* [Written request]: In the entries that follow, find the word "list" and report each line it is on.

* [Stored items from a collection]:
--

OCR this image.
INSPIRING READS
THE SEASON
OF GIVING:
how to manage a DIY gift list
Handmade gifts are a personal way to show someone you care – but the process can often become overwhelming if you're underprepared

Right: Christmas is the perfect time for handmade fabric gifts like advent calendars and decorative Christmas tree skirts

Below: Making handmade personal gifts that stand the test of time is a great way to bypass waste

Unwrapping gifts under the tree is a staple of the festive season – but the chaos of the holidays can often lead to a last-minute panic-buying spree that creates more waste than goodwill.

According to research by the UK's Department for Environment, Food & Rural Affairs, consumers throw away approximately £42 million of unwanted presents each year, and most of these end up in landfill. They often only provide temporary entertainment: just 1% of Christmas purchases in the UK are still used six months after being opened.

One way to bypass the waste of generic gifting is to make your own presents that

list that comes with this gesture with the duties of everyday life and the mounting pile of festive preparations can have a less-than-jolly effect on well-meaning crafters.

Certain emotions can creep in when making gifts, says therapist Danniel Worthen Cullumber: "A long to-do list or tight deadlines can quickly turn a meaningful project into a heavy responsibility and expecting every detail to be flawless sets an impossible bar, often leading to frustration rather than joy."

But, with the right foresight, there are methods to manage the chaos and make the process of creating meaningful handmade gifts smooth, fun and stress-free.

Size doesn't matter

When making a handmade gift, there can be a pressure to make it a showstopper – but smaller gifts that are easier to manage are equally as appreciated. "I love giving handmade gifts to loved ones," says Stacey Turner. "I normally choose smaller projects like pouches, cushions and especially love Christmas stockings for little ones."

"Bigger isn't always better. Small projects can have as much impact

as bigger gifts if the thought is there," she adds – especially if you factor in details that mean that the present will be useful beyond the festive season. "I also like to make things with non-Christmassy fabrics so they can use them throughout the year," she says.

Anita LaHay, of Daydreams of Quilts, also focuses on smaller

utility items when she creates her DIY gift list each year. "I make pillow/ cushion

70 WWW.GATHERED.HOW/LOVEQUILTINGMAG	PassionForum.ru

--

* [Solved exercise]:
how to manage a DIY gift list
list that comes with this gesture with the duties of everyday life and the mounting pile of festive preparations can have a less-than-jolly effect on well-meaning crafters.
Certain emotions can creep in when making gifts, says therapist Danniel Worthen Cullumber: "A long to-do list or tight deadlines can quickly turn a meaningful project into a heavy responsibility and expecting every detail to be flawless sets an impossible bar, often leading to frustration rather than joy."
utility items when she creates her DIY gift list each year. "I make pillow/ cushion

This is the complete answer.